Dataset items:
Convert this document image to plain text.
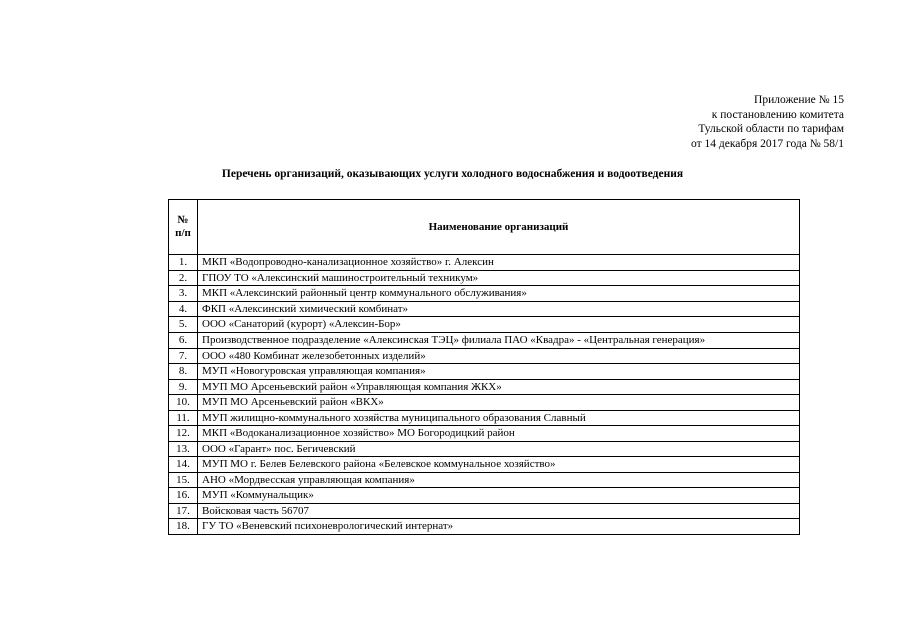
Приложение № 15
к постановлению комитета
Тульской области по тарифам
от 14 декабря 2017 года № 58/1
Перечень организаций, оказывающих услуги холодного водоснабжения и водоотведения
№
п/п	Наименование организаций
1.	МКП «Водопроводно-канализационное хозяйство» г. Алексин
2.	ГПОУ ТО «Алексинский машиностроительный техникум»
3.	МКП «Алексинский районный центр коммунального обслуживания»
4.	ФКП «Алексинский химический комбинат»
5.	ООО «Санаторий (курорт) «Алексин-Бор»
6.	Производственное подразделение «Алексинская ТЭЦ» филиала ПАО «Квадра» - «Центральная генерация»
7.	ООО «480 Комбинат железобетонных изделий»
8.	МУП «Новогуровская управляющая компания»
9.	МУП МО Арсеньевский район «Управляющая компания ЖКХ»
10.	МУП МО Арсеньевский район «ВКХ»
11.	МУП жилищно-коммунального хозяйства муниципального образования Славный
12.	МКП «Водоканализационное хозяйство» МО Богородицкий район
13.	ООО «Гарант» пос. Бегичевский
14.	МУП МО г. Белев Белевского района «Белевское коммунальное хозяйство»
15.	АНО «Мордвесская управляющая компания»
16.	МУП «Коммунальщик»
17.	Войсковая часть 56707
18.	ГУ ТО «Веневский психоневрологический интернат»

> _What is asked_
Apart from the pictures, the entries above are to be repeated in full and exactly.

> _Written response_
Convert this document image to plain text.
Приложение № 15
к постановлению комитета
Тульской области по тарифам
от 14 декабря 2017 года № 58/1
Перечень организаций, оказывающих услуги холодного водоснабжения и водоотведения
№
п/п	Наименование организаций
1.	МКП «Водопроводно-канализационное хозяйство» г. Алексин
2.	ГПОУ ТО «Алексинский машиностроительный техникум»
3.	МКП «Алексинский районный центр коммунального обслуживания»
4.	ФКП «Алексинский химический комбинат»
5.	ООО «Санаторий (курорт) «Алексин-Бор»
6.	Производственное подразделение «Алексинская ТЭЦ» филиала ПАО «Квадра» - «Центральная генерация»
7.	ООО «480 Комбинат железобетонных изделий»
8.	МУП «Новогуровская управляющая компания»
9.	МУП МО Арсеньевский район «Управляющая компания ЖКХ»
10.	МУП МО Арсеньевский район «ВКХ»
11.	МУП жилищно-коммунального хозяйства муниципального образования Славный
12.	МКП «Водоканализационное хозяйство» МО Богородицкий район
13.	ООО «Гарант» пос. Бегичевский
14.	МУП МО г. Белев Белевского района «Белевское коммунальное хозяйство»
15.	АНО «Мордвесская управляющая компания»
16.	МУП «Коммунальщик»
17.	Войсковая часть 56707
18.	ГУ ТО «Веневский психоневрологический интернат»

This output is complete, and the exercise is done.